Transcribe all the entries word for word, but omit the images.

====== EXTRACTED MATERIAL

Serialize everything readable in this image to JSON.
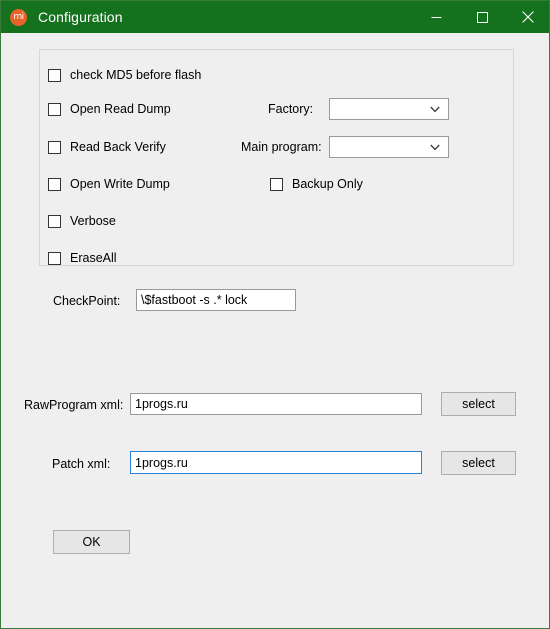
{
  "window": {
    "title": "Configuration",
    "icon_name": "mi-logo-icon",
    "icon_text": "mi",
    "titlebar_color": "#14711e",
    "border_color": "#3a7a3a",
    "background_color": "#efefef",
    "controls": {
      "minimize_label": "Minimize",
      "maximize_label": "Maximize",
      "close_label": "Close"
    }
  },
  "options_group": {
    "checkboxes": [
      {
        "label": "check MD5 before flash",
        "checked": false
      },
      {
        "label": "Open Read Dump",
        "checked": false
      },
      {
        "label": "Read Back Verify",
        "checked": false
      },
      {
        "label": "Open Write Dump",
        "checked": false
      },
      {
        "label": "Verbose",
        "checked": false
      },
      {
        "label": "EraseAll",
        "checked": false
      }
    ],
    "factory": {
      "label": "Factory:",
      "value": "",
      "options": []
    },
    "main_program": {
      "label": "Main program:",
      "value": "",
      "options": []
    },
    "backup_only": {
      "label": "Backup Only",
      "checked": false
    }
  },
  "checkpoint": {
    "label": "CheckPoint:",
    "value": "\\$fastboot -s .* lock",
    "placeholder": ""
  },
  "rawprogram": {
    "label": "RawProgram xml:",
    "value": "1progs.ru",
    "placeholder": "",
    "select_label": "select",
    "focused": false
  },
  "patch": {
    "label": "Patch xml:",
    "value": "1progs.ru",
    "placeholder": "",
    "select_label": "select",
    "focused": true
  },
  "footer": {
    "ok_label": "OK"
  },
  "colors": {
    "accent_focus": "#2782d6",
    "titlebar": "#14711e",
    "icon_orange": "#e8622c"
  }
}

============

FINISHED ANSWER —
Serialize everything readable in this image to JSON.
{
  "window": {
    "title": "Configuration",
    "icon_name": "mi-logo-icon",
    "icon_text": "mi",
    "titlebar_color": "#14711e",
    "border_color": "#3a7a3a",
    "background_color": "#efefef",
    "controls": {
      "minimize_label": "Minimize",
      "maximize_label": "Maximize",
      "close_label": "Close"
    }
  },
  "options_group": {
    "checkboxes": [
      {
        "label": "check MD5 before flash",
        "checked": false
      },
      {
        "label": "Open Read Dump",
        "checked": false
      },
      {
        "label": "Read Back Verify",
        "checked": false
      },
      {
        "label": "Open Write Dump",
        "checked": false
      },
      {
        "label": "Verbose",
        "checked": false
      },
      {
        "label": "EraseAll",
        "checked": false
      }
    ],
    "factory": {
      "label": "Factory:",
      "value": "",
      "options": []
    },
    "main_program": {
      "label": "Main program:",
      "value": "",
      "options": []
    },
    "backup_only": {
      "label": "Backup Only",
      "checked": false
    }
  },
  "checkpoint": {
    "label": "CheckPoint:",
    "value": "\\$fastboot -s .* lock",
    "placeholder": ""
  },
  "rawprogram": {
    "label": "RawProgram xml:",
    "value": "1progs.ru",
    "placeholder": "",
    "select_label": "select",
    "focused": false
  },
  "patch": {
    "label": "Patch xml:",
    "value": "1progs.ru",
    "placeholder": "",
    "select_label": "select",
    "focused": true
  },
  "footer": {
    "ok_label": "OK"
  },
  "colors": {
    "accent_focus": "#2782d6",
    "titlebar": "#14711e",
    "icon_orange": "#e8622c"
  }
}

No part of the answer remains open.